-- BEGIN Information given --

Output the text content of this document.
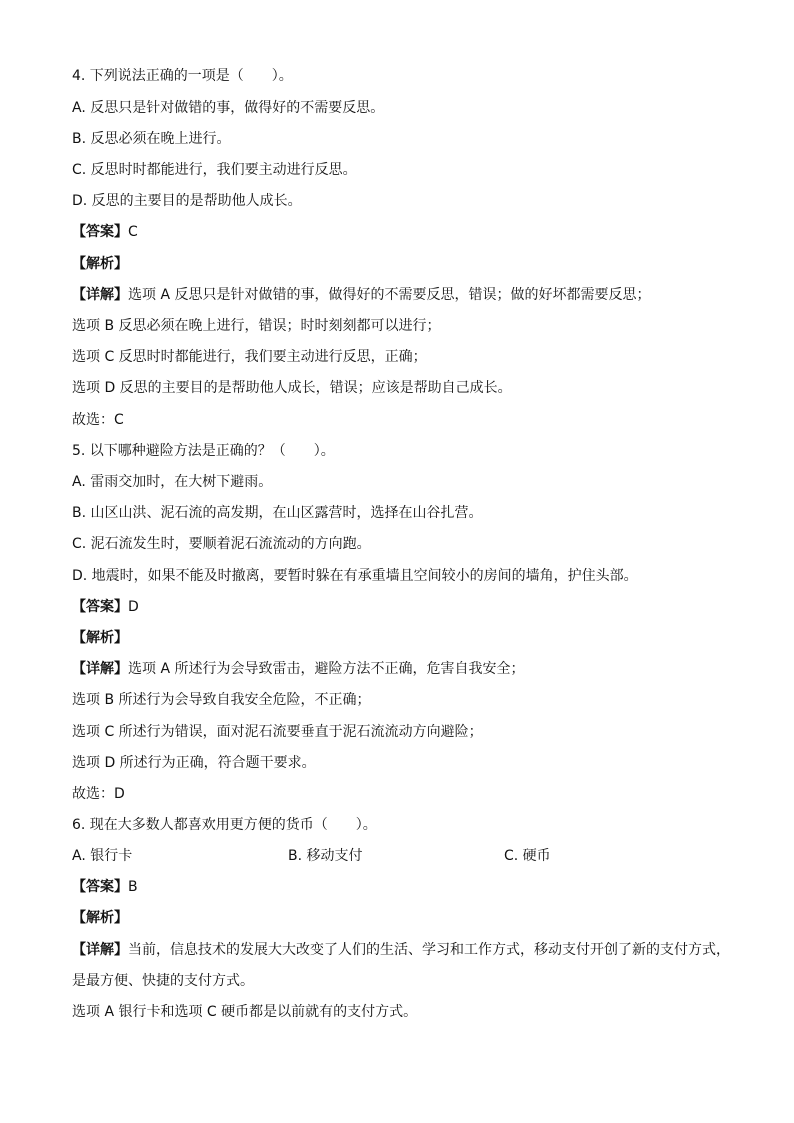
4. 下列说法正确的一项是（　　）。
A. 反思只是针对做错的事，做得好的不需要反思。
B. 反思必须在晚上进行。
C. 反思时时都能进行，我们要主动进行反思。
D. 反思的主要目的是帮助他人成长。
【答案】C
【解析】
【详解】选项 A 反思只是针对做错的事，做得好的不需要反思，错误；做的好坏都需要反思；
选项 B 反思必须在晚上进行，错误；时时刻刻都可以进行；
选项 C 反思时时都能进行，我们要主动进行反思，正确；
选项 D 反思的主要目的是帮助他人成长，错误；应该是帮助自己成长。
故选：C
5. 以下哪种避险方法是正确的？（　　）。
A. 雷雨交加时，在大树下避雨。
B. 山区山洪、泥石流的高发期，在山区露营时，选择在山谷扎营。
C. 泥石流发生时，要顺着泥石流流动的方向跑。
D. 地震时，如果不能及时撤离，要暂时躲在有承重墙且空间较小的房间的墙角，护住头部。
【答案】D
【解析】
【详解】选项 A 所述行为会导致雷击，避险方法不正确，危害自我安全；
选项 B 所述行为会导致自我安全危险，不正确；
选项 C 所述行为错误，面对泥石流要垂直于泥石流流动方向避险；
选项 D 所述行为正确，符合题干要求。
故选：D
6. 现在大多数人都喜欢用更方便的货币（　　）。
A. 银行卡	B. 移动支付	C. 硬币
【答案】B
【解析】
【详解】当前，信息技术的发展大大改变了人们的生活、学习和工作方式，移动支付开创了新的支付方式，
是最方便、快捷的支付方式。
选项 A 银行卡和选项 C 硬币都是以前就有的支付方式。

-- END Information given --

The records above are to be restated exactly, without their pictures.

* Written solution:
Output the text content of this document.
4. 下列说法正确的一项是（　　）。
A. 反思只是针对做错的事，做得好的不需要反思。
B. 反思必须在晚上进行。
C. 反思时时都能进行，我们要主动进行反思。
D. 反思的主要目的是帮助他人成长。
【答案】C
【解析】
【详解】选项 A 反思只是针对做错的事，做得好的不需要反思，错误；做的好坏都需要反思；
选项 B 反思必须在晚上进行，错误；时时刻刻都可以进行；
选项 C 反思时时都能进行，我们要主动进行反思，正确；
选项 D 反思的主要目的是帮助他人成长，错误；应该是帮助自己成长。
故选：C
5. 以下哪种避险方法是正确的？（　　）。
A. 雷雨交加时，在大树下避雨。
B. 山区山洪、泥石流的高发期，在山区露营时，选择在山谷扎营。
C. 泥石流发生时，要顺着泥石流流动的方向跑。
D. 地震时，如果不能及时撤离，要暂时躲在有承重墙且空间较小的房间的墙角，护住头部。
【答案】D
【解析】
【详解】选项 A 所述行为会导致雷击，避险方法不正确，危害自我安全；
选项 B 所述行为会导致自我安全危险，不正确；
选项 C 所述行为错误，面对泥石流要垂直于泥石流流动方向避险；
选项 D 所述行为正确，符合题干要求。
故选：D
6. 现在大多数人都喜欢用更方便的货币（　　）。
A. 银行卡	B. 移动支付	C. 硬币
【答案】B
【解析】
【详解】当前，信息技术的发展大大改变了人们的生活、学习和工作方式，移动支付开创了新的支付方式，
是最方便、快捷的支付方式。
选项 A 银行卡和选项 C 硬币都是以前就有的支付方式。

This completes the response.